### EXERCISE INPUTS:

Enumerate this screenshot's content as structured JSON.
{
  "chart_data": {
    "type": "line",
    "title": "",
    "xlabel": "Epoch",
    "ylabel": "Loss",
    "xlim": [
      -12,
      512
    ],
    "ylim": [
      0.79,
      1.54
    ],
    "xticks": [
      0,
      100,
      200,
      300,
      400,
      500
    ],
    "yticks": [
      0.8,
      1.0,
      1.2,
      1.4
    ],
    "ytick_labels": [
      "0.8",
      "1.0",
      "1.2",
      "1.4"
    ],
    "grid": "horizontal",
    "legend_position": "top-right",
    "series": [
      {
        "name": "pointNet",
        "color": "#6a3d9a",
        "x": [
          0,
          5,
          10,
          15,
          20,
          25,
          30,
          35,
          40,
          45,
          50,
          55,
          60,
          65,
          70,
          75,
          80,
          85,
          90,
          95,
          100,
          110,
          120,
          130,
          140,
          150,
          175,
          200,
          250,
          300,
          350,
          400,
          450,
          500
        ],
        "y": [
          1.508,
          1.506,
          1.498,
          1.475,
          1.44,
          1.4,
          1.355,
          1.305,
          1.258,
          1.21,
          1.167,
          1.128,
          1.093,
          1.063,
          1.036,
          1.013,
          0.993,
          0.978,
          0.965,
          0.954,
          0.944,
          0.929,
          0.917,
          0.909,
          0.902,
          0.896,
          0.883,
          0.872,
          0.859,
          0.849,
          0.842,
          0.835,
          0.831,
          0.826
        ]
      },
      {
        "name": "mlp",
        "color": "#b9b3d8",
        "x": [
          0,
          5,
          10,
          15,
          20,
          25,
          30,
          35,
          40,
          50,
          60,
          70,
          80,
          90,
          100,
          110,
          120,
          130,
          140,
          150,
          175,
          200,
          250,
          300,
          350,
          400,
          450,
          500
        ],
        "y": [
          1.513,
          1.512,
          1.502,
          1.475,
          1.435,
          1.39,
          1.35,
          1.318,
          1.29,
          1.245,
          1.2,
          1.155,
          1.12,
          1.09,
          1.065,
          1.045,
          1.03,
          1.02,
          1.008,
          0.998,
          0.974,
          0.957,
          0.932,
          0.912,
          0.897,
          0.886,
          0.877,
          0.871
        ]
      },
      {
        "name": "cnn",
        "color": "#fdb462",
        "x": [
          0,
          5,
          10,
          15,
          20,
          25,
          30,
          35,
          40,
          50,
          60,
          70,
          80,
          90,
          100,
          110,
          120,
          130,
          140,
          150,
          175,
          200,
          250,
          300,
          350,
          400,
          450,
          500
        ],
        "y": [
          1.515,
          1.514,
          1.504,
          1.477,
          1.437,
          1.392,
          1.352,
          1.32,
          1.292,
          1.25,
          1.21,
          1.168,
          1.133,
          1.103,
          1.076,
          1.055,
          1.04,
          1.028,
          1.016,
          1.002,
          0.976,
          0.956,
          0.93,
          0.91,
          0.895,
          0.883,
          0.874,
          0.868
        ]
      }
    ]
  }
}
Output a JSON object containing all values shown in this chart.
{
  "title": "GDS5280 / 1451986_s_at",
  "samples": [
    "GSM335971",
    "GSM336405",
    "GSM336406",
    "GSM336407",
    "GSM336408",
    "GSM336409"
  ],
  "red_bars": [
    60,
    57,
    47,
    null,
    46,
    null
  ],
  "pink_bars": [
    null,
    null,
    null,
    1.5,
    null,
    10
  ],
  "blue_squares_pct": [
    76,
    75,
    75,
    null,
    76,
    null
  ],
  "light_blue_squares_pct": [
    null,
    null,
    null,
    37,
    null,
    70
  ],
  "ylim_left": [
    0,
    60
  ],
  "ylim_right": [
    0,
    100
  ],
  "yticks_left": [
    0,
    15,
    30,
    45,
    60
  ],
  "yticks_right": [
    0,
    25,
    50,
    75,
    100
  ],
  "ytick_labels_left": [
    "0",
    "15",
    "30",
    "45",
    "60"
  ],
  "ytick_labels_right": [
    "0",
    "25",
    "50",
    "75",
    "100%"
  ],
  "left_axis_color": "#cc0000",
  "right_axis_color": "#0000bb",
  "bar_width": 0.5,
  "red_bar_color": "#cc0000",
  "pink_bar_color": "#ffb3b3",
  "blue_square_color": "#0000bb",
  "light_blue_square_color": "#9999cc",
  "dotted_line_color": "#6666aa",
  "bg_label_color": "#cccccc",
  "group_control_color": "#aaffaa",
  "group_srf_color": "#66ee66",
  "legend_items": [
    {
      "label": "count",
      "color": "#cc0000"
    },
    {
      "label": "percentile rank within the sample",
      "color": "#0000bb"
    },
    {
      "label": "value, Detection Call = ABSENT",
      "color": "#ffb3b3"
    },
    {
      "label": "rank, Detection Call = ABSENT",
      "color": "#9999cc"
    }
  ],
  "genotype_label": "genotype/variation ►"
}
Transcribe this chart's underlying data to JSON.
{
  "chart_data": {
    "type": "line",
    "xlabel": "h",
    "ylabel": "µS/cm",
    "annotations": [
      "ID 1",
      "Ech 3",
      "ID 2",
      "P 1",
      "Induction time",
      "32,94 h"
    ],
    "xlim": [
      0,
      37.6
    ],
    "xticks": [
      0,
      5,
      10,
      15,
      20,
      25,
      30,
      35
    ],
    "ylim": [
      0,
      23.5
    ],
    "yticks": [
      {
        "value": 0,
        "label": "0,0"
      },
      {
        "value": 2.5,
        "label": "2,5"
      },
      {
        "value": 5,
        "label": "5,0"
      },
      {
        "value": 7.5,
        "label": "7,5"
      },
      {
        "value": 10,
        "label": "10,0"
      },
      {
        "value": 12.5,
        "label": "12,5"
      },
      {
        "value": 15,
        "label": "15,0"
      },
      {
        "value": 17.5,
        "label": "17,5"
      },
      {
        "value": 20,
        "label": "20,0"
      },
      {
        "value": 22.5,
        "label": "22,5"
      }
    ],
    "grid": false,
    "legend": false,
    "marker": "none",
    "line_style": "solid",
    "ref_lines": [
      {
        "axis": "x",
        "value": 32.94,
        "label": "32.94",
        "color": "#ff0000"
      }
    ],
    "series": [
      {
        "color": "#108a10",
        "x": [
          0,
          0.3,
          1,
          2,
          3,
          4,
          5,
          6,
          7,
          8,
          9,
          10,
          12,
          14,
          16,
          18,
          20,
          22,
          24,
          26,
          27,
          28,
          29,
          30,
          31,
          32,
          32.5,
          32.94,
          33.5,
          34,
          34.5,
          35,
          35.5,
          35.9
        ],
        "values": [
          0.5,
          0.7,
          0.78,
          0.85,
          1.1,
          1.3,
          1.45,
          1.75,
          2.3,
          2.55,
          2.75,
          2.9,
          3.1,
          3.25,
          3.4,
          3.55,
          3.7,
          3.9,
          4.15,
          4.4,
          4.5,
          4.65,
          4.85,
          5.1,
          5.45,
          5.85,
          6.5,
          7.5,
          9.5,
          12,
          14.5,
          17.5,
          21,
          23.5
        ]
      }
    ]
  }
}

### TO DO:
Copy each line of the data above without altering a single character.

### SOLUTION TO THE PROBLEM:
Enumerate this screenshot's content as structured JSON.
{
  "chart_data": {
    "type": "line",
    "title": "",
    "xlabel": "Epoch",
    "ylabel": "Loss",
    "xlim": [
      -12,
      512
    ],
    "ylim": [
      0.79,
      1.54
    ],
    "xticks": [
      0,
      100,
      200,
      300,
      400,
      500
    ],
    "yticks": [
      0.8,
      1.0,
      1.2,
      1.4
    ],
    "ytick_labels": [
      "0.8",
      "1.0",
      "1.2",
      "1.4"
    ],
    "grid": "horizontal",
    "legend_position": "top-right",
    "series": [
      {
        "name": "pointNet",
        "color": "#6a3d9a",
        "x": [
          0,
          5,
          10,
          15,
          20,
          25,
          30,
          35,
          40,
          45,
          50,
          55,
          60,
          65,
          70,
          75,
          80,
          85,
          90,
          95,
          100,
          110,
          120,
          130,
          140,
          150,
          175,
          200,
          250,
          300,
          350,
          400,
          450,
          500
        ],
        "y": [
          1.508,
          1.506,
          1.498,
          1.475,
          1.44,
          1.4,
          1.355,
          1.305,
          1.258,
          1.21,
          1.167,
          1.128,
          1.093,
          1.063,
          1.036,
          1.013,
          0.993,
          0.978,
          0.965,
          0.954,
          0.944,
          0.929,
          0.917,
          0.909,
          0.902,
          0.896,
          0.883,
          0.872,
          0.859,
          0.849,
          0.842,
          0.835,
          0.831,
          0.826
        ]
      },
      {
        "name": "mlp",
        "color": "#b9b3d8",
        "x": [
          0,
          5,
          10,
          15,
          20,
          25,
          30,
          35,
          40,
          50,
          60,
          70,
          80,
          90,
          100,
          110,
          120,
          130,
          140,
          150,
          175,
          200,
          250,
          300,
          350,
          400,
          450,
          500
        ],
        "y": [
          1.513,
          1.512,
          1.502,
          1.475,
          1.435,
          1.39,
          1.35,
          1.318,
          1.29,
          1.245,
          1.2,
          1.155,
          1.12,
          1.09,
          1.065,
          1.045,
          1.03,
          1.02,
          1.008,
          0.998,
          0.974,
          0.957,
          0.932,
          0.912,
          0.897,
          0.886,
          0.877,
          0.871
        ]
      },
      {
        "name": "cnn",
        "color": "#fdb462",
        "x": [
          0,
          5,
          10,
          15,
          20,
          25,
          30,
          35,
          40,
          50,
          60,
          70,
          80,
          90,
          100,
          110,
          120,
          130,
          140,
          150,
          175,
          200,
          250,
          300,
          350,
          400,
          450,
          500
        ],
        "y": [
          1.515,
          1.514,
          1.504,
          1.477,
          1.437,
          1.392,
          1.352,
          1.32,
          1.292,
          1.25,
          1.21,
          1.168,
          1.133,
          1.103,
          1.076,
          1.055,
          1.04,
          1.028,
          1.016,
          1.002,
          0.976,
          0.956,
          0.93,
          0.91,
          0.895,
          0.883,
          0.874,
          0.868
        ]
      }
    ]
  }
}
Output a JSON object containing all values shown in this chart.
{
  "title": "GDS5280 / 1451986_s_at",
  "samples": [
    "GSM335971",
    "GSM336405",
    "GSM336406",
    "GSM336407",
    "GSM336408",
    "GSM336409"
  ],
  "red_bars": [
    60,
    57,
    47,
    null,
    46,
    null
  ],
  "pink_bars": [
    null,
    null,
    null,
    1.5,
    null,
    10
  ],
  "blue_squares_pct": [
    76,
    75,
    75,
    null,
    76,
    null
  ],
  "light_blue_squares_pct": [
    null,
    null,
    null,
    37,
    null,
    70
  ],
  "ylim_left": [
    0,
    60
  ],
  "ylim_right": [
    0,
    100
  ],
  "yticks_left": [
    0,
    15,
    30,
    45,
    60
  ],
  "yticks_right": [
    0,
    25,
    50,
    75,
    100
  ],
  "ytick_labels_left": [
    "0",
    "15",
    "30",
    "45",
    "60"
  ],
  "ytick_labels_right": [
    "0",
    "25",
    "50",
    "75",
    "100%"
  ],
  "left_axis_color": "#cc0000",
  "right_axis_color": "#0000bb",
  "bar_width": 0.5,
  "red_bar_color": "#cc0000",
  "pink_bar_color": "#ffb3b3",
  "blue_square_color": "#0000bb",
  "light_blue_square_color": "#9999cc",
  "dotted_line_color": "#6666aa",
  "bg_label_color": "#cccccc",
  "group_control_color": "#aaffaa",
  "group_srf_color": "#66ee66",
  "legend_items": [
    {
      "label": "count",
      "color": "#cc0000"
    },
    {
      "label": "percentile rank within the sample",
      "color": "#0000bb"
    },
    {
      "label": "value, Detection Call = ABSENT",
      "color": "#ffb3b3"
    },
    {
      "label": "rank, Detection Call = ABSENT",
      "color": "#9999cc"
    }
  ],
  "genotype_label": "genotype/variation ►"
}
Transcribe this chart's underlying data to JSON.
{
  "chart_data": {
    "type": "line",
    "xlabel": "h",
    "ylabel": "µS/cm",
    "annotations": [
      "ID 1",
      "Ech 3",
      "ID 2",
      "P 1",
      "Induction time",
      "32,94 h"
    ],
    "xlim": [
      0,
      37.6
    ],
    "xticks": [
      0,
      5,
      10,
      15,
      20,
      25,
      30,
      35
    ],
    "ylim": [
      0,
      23.5
    ],
    "yticks": [
      {
        "value": 0,
        "label": "0,0"
      },
      {
        "value": 2.5,
        "label": "2,5"
      },
      {
        "value": 5,
        "label": "5,0"
      },
      {
        "value": 7.5,
        "label": "7,5"
      },
      {
        "value": 10,
        "label": "10,0"
      },
      {
        "value": 12.5,
        "label": "12,5"
      },
      {
        "value": 15,
        "label": "15,0"
      },
      {
        "value": 17.5,
        "label": "17,5"
      },
      {
        "value": 20,
        "label": "20,0"
      },
      {
        "value": 22.5,
        "label": "22,5"
      }
    ],
    "grid": false,
    "legend": false,
    "marker": "none",
    "line_style": "solid",
    "ref_lines": [
      {
        "axis": "x",
        "value": 32.94,
        "label": "32.94",
        "color": "#ff0000"
      }
    ],
    "series": [
      {
        "color": "#108a10",
        "x": [
          0,
          0.3,
          1,
          2,
          3,
          4,
          5,
          6,
          7,
          8,
          9,
          10,
          12,
          14,
          16,
          18,
          20,
          22,
          24,
          26,
          27,
          28,
          29,
          30,
          31,
          32,
          32.5,
          32.94,
          33.5,
          34,
          34.5,
          35,
          35.5,
          35.9
        ],
        "values": [
          0.5,
          0.7,
          0.78,
          0.85,
          1.1,
          1.3,
          1.45,
          1.75,
          2.3,
          2.55,
          2.75,
          2.9,
          3.1,
          3.25,
          3.4,
          3.55,
          3.7,
          3.9,
          4.15,
          4.4,
          4.5,
          4.65,
          4.85,
          5.1,
          5.45,
          5.85,
          6.5,
          7.5,
          9.5,
          12,
          14.5,
          17.5,
          21,
          23.5
        ]
      }
    ]
  }
}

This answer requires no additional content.